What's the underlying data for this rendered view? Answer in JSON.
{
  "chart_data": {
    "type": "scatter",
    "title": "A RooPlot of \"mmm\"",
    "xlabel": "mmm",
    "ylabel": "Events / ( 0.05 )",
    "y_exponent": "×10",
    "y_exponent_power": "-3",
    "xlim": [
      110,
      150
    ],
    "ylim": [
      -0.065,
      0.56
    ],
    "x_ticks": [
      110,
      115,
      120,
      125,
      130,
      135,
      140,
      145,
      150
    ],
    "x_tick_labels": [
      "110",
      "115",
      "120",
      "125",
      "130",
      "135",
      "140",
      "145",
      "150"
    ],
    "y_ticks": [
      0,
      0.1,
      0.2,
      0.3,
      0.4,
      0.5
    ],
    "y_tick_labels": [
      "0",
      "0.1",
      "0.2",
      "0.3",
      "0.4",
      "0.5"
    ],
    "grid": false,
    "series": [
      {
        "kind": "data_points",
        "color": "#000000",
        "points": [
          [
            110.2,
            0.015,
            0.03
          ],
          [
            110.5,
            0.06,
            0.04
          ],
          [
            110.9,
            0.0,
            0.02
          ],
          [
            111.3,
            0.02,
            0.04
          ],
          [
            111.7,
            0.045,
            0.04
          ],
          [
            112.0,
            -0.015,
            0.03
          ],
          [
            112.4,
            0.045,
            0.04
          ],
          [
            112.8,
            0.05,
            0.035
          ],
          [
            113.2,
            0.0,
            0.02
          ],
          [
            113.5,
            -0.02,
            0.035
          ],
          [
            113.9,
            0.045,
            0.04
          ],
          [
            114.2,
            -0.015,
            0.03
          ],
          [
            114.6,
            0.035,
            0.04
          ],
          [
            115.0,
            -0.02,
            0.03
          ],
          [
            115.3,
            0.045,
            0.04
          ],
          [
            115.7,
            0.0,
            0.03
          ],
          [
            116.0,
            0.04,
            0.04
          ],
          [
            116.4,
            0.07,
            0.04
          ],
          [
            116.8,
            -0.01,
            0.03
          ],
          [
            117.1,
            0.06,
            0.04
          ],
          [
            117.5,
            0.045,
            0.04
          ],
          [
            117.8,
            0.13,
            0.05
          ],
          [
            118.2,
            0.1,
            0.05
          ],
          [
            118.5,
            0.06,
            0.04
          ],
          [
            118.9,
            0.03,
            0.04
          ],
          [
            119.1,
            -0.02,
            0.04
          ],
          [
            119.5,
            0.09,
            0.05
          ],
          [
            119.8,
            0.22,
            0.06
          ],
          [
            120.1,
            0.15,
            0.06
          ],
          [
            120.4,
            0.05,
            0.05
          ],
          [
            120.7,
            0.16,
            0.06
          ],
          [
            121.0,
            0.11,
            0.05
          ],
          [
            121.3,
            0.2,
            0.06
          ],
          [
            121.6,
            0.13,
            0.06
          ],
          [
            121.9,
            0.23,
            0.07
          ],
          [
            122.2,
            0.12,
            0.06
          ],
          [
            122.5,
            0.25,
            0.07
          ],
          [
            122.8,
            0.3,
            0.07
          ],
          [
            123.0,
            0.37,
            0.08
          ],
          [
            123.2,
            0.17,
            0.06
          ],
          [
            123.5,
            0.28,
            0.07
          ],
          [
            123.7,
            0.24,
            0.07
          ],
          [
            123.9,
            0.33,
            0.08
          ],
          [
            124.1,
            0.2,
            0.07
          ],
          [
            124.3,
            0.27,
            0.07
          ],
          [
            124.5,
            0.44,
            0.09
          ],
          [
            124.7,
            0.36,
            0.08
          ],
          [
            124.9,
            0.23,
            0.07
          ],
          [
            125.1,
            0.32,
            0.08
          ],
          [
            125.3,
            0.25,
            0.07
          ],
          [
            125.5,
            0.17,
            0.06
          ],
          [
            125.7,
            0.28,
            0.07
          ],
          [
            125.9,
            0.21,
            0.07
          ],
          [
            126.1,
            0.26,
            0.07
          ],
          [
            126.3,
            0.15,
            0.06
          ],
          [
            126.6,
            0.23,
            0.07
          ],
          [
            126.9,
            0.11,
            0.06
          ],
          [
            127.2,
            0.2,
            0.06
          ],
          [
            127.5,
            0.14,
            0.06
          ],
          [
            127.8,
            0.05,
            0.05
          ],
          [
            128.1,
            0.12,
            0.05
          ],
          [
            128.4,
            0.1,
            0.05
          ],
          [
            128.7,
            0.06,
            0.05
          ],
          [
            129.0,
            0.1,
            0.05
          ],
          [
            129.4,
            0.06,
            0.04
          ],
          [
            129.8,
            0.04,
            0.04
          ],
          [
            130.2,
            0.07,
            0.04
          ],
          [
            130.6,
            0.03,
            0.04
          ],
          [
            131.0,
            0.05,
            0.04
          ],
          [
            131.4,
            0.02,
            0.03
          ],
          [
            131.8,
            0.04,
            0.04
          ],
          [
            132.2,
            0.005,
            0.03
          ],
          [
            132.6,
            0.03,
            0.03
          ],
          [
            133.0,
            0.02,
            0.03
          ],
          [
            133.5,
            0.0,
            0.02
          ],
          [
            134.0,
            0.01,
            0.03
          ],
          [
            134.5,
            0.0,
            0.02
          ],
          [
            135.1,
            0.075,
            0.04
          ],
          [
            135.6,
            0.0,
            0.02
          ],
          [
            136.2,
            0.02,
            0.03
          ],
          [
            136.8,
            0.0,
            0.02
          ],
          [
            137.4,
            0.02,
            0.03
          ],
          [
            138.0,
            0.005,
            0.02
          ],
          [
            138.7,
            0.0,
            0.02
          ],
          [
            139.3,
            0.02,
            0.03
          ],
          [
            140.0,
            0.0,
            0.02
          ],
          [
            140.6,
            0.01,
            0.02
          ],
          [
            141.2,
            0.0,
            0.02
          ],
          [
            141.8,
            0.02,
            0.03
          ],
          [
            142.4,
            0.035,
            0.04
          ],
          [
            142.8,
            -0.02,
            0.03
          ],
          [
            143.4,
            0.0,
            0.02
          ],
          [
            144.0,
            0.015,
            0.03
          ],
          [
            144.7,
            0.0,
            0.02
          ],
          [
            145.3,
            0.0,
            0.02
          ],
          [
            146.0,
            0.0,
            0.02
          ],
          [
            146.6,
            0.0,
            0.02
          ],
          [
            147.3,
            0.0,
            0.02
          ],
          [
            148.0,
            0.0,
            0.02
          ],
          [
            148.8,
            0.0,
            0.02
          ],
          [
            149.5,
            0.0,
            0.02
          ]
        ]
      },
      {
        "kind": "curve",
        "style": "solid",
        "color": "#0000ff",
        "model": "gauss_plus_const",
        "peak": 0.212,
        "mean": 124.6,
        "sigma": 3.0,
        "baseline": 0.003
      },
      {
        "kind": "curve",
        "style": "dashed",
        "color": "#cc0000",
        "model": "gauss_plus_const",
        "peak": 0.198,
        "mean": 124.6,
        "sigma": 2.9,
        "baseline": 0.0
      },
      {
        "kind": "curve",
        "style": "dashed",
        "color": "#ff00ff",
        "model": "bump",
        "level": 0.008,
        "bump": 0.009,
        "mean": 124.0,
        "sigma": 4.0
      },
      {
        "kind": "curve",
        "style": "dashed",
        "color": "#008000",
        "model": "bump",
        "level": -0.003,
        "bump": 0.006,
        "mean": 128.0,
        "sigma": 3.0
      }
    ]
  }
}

•••

Directions.
Return all the lines that contain the string "mean".

The response.
        "mean": 124.6,
        "mean": 124.6,
        "mean": 124.0,
        "mean": 128.0,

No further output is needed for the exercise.